Wherever the string "万千瓦煤电项目推迟到" appears, copy the whole line.

- - -

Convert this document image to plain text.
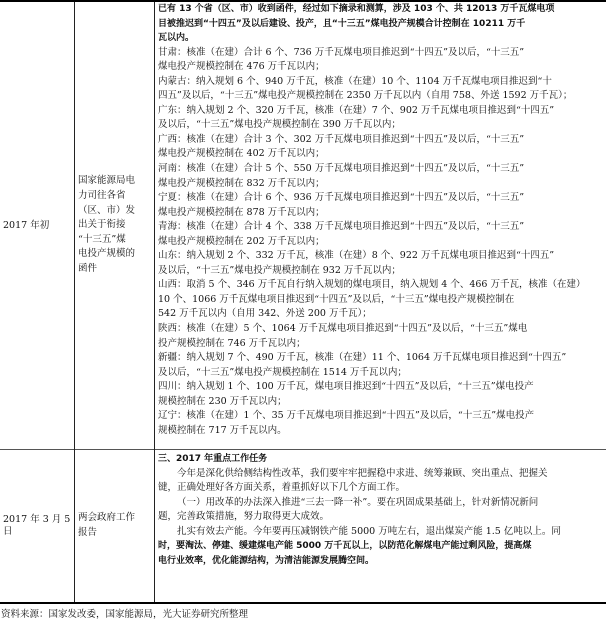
2017 年初
国家能源局电
力司往各省
（区、市）发
出关于衔接
“十三五”煤
电投产规模的
函件
已有 13 个省（区、市）收到函件，经过如下摘录和测算，涉及 103 个、共 12013 万千瓦煤电项
目被推迟到“十四五”及以后建设、投产，且“十三五”煤电投产规模合计控制在 10211 万千
瓦以内。
甘肃：核准（在建）合计 6 个、736 万千瓦煤电项目推迟到“十四五”及以后，“十三五”
煤电投产规模控制在 476 万千瓦以内；
内蒙古：纳入规划 6 个、940 万千瓦，核准（在建）10 个、1104 万千瓦煤电项目推迟到“十
四五”及以后，“十三五”煤电投产规模控制在 2350 万千瓦以内（自用 758、外送 1592 万千瓦）；
广东：纳入规划 2 个、320 万千瓦，核准（在建）7 个、902 万千瓦煤电项目推迟到“十四五”
及以后，“十三五”煤电投产规模控制在 390 万千瓦以内；
广西：核准（在建）合计 3 个、302 万千瓦煤电项目推迟到“十四五”及以后，“十三五”
煤电投产规模控制在 402 万千瓦以内；
河南：核准（在建）合计 5 个、550 万千瓦煤电项目推迟到“十四五”及以后，“十三五”
煤电投产规模控制在 832 万千瓦以内；
宁夏：核准（在建）合计 6 个、936 万千瓦煤电项目推迟到“十四五”及以后，“十三五”
煤电投产规模控制在 878 万千瓦以内；
青海：核准（在建）合计 4 个、338 万千瓦煤电项目推迟到“十四五”及以后，“十三五”
煤电投产规模控制在 202 万千瓦以内；
山东：纳入规划 2 个、332 万千瓦，核准（在建）8 个、922 万千瓦煤电项目推迟到“十四五”
及以后，“十三五”煤电投产规模控制在 932 万千瓦以内；
山西：取消 5 个、346 万千瓦自行纳入规划的煤电项目，纳入规划 4 个、466 万千瓦，核准（在建）
10 个、1066 万千瓦煤电项目推迟到“十四五”及以后，“十三五”煤电投产规模控制在
542 万千瓦以内（自用 342、外送 200 万千瓦）；
陕西：核准（在建）5 个、1064 万千瓦煤电项目推迟到“十四五”及以后，“十三五”煤电
投产规模控制在 746 万千瓦以内；
新疆：纳入规划 7 个、490 万千瓦，核准（在建）11 个、1064 万千瓦煤电项目推迟到“十四五”
及以后，“十三五”煤电投产规模控制在 1514 万千瓦以内；
四川：纳入规划 1 个、100 万千瓦，煤电项目推迟到“十四五”及以后，“十三五”煤电投产
规模控制在 230 万千瓦以内；
辽宁：核准（在建）1 个、35 万千瓦煤电项目推迟到“十四五”及以后，“十三五”煤电投产
规模控制在 717 万千瓦以内。
2017 年 3 月 5 日
两会政府工作
报告
三、2017 年重点工作任务
今年是深化供给侧结构性改革，我们要牢牢把握稳中求进、统筹兼顾、突出重点、把握关
键，正确处理好各方面关系，着重抓好以下几个方面工作。
（一）用改革的办法深入推进“三去一降一补”。要在巩固成果基础上，针对新情况新问
题，完善政策措施，努力取得更大成效。
扎实有效去产能。今年要再压减钢铁产能 5000 万吨左右，退出煤炭产能 1.5 亿吨以上。同
时，要淘汰、停建、缓建煤电产能 5000 万千瓦以上，以防范化解煤电产能过剩风险，提高煤
电行业效率，优化能源结构，为清洁能源发展腾空间。
资料来源：国家发改委，国家能源局，光大证券研究所整理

- - -

**SOLUTION FOR THIS PROBLEM:**
甘肃：核准（在建）合计 6 个、736 万千瓦煤电项目推迟到“十四五”及以后，“十三五”
内蒙古：纳入规划 6 个、940 万千瓦，核准（在建）10 个、1104 万千瓦煤电项目推迟到“十
广东：纳入规划 2 个、320 万千瓦，核准（在建）7 个、902 万千瓦煤电项目推迟到“十四五”
广西：核准（在建）合计 3 个、302 万千瓦煤电项目推迟到“十四五”及以后，“十三五”
河南：核准（在建）合计 5 个、550 万千瓦煤电项目推迟到“十四五”及以后，“十三五”
宁夏：核准（在建）合计 6 个、936 万千瓦煤电项目推迟到“十四五”及以后，“十三五”
青海：核准（在建）合计 4 个、338 万千瓦煤电项目推迟到“十四五”及以后，“十三五”
山东：纳入规划 2 个、332 万千瓦，核准（在建）8 个、922 万千瓦煤电项目推迟到“十四五”
10 个、1066 万千瓦煤电项目推迟到“十四五”及以后，“十三五”煤电投产规模控制在
陕西：核准（在建）5 个、1064 万千瓦煤电项目推迟到“十四五”及以后，“十三五”煤电
新疆：纳入规划 7 个、490 万千瓦，核准（在建）11 个、1064 万千瓦煤电项目推迟到“十四五”
辽宁：核准（在建）1 个、35 万千瓦煤电项目推迟到“十四五”及以后，“十三五”煤电投产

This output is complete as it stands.